PROVIDED MATERIAL —
--- begin ---

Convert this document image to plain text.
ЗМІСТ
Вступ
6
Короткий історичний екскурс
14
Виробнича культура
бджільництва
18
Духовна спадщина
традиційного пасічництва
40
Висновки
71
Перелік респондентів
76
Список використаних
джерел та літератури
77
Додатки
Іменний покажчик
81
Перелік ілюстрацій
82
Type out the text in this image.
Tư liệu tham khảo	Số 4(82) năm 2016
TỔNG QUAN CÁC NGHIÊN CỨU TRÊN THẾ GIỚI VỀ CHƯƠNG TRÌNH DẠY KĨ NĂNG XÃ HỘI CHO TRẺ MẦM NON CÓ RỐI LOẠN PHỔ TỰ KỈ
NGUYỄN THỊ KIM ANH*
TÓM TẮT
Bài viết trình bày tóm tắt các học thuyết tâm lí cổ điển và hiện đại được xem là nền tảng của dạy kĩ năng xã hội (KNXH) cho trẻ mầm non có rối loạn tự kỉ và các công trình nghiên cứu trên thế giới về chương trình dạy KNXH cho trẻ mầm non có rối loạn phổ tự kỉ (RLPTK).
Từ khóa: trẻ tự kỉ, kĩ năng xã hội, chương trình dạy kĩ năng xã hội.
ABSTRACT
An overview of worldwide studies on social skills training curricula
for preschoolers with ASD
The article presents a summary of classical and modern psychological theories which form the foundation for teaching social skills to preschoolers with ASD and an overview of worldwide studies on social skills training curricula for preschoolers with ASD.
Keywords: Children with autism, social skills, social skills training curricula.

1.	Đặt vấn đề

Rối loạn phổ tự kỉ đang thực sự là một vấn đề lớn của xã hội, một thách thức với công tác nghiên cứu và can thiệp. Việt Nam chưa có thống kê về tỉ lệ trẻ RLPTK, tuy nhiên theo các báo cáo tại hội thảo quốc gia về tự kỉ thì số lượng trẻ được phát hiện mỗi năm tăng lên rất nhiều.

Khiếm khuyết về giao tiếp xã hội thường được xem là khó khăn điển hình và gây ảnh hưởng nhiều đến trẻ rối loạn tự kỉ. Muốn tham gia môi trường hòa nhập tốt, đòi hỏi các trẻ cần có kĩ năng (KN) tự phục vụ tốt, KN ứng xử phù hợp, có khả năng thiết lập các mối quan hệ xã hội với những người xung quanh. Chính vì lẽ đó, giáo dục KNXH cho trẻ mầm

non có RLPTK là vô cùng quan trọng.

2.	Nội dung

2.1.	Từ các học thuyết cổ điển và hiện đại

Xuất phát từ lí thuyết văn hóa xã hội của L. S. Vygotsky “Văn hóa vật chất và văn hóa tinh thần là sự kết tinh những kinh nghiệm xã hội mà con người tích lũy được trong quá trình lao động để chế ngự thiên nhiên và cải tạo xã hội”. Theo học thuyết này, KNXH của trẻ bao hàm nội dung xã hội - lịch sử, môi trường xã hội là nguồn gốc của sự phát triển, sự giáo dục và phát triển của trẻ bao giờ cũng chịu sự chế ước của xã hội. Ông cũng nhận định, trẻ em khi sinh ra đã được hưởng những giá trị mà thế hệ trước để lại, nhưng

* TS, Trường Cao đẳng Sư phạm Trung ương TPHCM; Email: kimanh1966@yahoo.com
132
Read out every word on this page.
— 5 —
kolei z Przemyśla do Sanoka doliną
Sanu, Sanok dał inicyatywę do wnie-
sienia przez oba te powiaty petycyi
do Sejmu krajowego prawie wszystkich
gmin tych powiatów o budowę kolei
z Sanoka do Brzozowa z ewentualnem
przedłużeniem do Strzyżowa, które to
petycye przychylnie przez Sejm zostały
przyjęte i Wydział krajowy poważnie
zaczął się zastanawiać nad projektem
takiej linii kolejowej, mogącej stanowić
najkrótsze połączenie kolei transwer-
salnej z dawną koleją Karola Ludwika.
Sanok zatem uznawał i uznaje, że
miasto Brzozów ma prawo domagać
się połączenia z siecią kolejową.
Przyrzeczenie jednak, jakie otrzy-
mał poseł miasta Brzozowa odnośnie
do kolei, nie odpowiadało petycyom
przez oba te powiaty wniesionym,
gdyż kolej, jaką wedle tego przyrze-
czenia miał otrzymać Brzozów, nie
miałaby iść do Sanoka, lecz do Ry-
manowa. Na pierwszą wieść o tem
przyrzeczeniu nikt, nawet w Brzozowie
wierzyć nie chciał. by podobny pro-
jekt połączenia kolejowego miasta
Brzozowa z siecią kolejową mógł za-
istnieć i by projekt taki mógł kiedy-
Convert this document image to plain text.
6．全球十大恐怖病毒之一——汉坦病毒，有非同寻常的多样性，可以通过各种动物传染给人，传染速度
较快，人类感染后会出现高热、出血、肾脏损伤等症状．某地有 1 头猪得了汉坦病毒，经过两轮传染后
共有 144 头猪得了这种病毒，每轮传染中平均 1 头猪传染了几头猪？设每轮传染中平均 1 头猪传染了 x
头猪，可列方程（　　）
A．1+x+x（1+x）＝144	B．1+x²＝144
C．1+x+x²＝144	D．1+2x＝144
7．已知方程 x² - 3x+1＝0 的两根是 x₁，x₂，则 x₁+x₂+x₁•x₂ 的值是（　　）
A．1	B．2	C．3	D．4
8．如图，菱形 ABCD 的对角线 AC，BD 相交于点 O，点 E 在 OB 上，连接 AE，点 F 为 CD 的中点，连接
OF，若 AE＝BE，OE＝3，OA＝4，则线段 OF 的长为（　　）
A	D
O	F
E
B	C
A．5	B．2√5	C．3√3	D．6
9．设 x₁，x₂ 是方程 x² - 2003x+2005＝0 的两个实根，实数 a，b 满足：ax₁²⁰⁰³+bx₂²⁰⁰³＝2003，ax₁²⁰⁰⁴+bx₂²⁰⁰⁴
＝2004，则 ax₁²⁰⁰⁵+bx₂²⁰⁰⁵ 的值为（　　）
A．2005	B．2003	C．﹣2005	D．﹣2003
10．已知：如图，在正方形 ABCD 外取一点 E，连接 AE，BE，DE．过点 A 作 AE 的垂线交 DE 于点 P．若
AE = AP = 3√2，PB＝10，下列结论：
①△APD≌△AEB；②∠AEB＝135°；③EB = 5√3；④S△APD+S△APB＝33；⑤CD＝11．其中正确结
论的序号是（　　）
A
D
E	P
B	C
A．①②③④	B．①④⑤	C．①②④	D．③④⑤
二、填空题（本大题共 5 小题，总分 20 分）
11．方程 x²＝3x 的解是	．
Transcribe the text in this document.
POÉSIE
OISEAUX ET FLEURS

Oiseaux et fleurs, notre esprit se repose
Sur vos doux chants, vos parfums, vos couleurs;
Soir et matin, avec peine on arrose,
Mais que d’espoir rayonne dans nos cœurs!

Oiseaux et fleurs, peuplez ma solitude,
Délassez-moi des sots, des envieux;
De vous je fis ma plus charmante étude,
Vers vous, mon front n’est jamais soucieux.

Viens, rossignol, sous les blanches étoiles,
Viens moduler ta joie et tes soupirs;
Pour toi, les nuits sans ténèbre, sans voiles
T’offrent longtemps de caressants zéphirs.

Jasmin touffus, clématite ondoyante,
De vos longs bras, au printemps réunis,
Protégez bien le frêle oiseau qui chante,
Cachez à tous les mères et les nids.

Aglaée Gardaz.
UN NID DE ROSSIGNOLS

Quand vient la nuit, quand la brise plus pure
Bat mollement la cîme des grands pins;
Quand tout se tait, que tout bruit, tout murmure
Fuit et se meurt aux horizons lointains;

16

--- end ---

PROBLEM TO WORK ON — Pull out the lines above in which the word "siecią" appears.

SOLUTION TO THIS EXERCISE —
się połączenia z siecią kolejową.
Brzozowa z siecią kolejową mógł za-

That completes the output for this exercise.